* [Stored records]
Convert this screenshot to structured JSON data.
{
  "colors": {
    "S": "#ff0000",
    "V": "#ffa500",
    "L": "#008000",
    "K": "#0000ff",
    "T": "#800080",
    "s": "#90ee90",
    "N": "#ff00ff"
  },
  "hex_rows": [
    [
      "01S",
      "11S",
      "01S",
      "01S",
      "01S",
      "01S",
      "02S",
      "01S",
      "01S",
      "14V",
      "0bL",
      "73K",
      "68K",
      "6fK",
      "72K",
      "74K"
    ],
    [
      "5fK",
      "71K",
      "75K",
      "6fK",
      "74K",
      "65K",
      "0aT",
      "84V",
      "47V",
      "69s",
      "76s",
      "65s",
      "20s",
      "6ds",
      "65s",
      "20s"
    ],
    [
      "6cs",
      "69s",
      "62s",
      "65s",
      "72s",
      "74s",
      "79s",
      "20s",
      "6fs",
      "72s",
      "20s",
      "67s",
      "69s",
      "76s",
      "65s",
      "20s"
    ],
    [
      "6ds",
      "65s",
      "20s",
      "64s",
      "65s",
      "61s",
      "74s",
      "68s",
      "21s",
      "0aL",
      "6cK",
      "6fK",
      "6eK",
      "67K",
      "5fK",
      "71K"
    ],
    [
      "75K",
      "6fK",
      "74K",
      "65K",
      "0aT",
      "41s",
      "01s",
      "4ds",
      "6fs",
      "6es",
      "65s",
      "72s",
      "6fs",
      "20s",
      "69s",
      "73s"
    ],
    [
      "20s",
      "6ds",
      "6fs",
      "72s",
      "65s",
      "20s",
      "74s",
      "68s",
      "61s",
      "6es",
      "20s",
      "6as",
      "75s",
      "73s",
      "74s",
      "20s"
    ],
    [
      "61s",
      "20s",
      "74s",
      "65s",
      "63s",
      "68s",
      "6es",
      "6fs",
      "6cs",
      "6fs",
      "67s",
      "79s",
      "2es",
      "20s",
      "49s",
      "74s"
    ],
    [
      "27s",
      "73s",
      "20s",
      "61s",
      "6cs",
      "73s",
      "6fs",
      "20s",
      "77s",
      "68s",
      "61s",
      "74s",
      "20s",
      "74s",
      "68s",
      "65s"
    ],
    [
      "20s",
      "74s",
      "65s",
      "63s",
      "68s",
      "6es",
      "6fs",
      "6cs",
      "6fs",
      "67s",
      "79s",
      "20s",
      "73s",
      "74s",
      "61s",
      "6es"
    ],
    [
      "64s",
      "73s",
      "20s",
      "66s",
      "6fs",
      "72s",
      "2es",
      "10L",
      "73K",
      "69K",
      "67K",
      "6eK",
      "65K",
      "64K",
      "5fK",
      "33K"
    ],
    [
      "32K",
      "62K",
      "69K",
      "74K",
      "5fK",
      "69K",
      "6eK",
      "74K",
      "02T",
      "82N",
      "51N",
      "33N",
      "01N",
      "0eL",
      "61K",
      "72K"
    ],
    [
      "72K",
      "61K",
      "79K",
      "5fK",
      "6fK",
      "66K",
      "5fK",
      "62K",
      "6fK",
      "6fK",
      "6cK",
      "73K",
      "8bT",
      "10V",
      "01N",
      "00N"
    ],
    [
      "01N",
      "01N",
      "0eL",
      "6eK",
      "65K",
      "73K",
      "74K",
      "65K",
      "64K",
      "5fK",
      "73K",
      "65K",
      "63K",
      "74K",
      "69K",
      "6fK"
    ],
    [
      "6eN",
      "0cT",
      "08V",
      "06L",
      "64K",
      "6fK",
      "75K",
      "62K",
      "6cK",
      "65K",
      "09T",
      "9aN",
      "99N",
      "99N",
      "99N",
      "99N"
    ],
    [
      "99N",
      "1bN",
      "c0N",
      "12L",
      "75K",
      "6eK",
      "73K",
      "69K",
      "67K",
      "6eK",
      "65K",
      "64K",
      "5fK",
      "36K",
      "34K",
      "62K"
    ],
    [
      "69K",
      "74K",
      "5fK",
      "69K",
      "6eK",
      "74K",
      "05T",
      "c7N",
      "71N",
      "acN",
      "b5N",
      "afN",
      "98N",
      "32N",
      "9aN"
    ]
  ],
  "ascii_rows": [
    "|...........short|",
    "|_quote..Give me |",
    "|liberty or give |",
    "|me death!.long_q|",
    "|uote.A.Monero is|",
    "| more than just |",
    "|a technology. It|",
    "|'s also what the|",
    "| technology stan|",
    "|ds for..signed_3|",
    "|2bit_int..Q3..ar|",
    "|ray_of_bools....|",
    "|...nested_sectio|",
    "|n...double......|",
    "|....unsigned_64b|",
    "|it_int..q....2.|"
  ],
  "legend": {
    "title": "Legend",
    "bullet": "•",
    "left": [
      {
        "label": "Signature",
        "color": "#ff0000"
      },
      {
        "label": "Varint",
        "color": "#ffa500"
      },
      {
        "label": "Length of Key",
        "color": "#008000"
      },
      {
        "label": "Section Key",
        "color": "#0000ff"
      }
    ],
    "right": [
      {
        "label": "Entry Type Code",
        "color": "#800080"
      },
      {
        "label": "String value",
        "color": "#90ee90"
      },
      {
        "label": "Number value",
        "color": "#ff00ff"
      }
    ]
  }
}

* [Set task]
From the entries above, copy every line containing the word "label".

* [Solution for this problem]
        "label": "Signature",
        "label": "Varint",
        "label": "Length of Key",
        "label": "Section Key",
        "label": "Entry Type Code",
        "label": "String value",
        "label": "Number value",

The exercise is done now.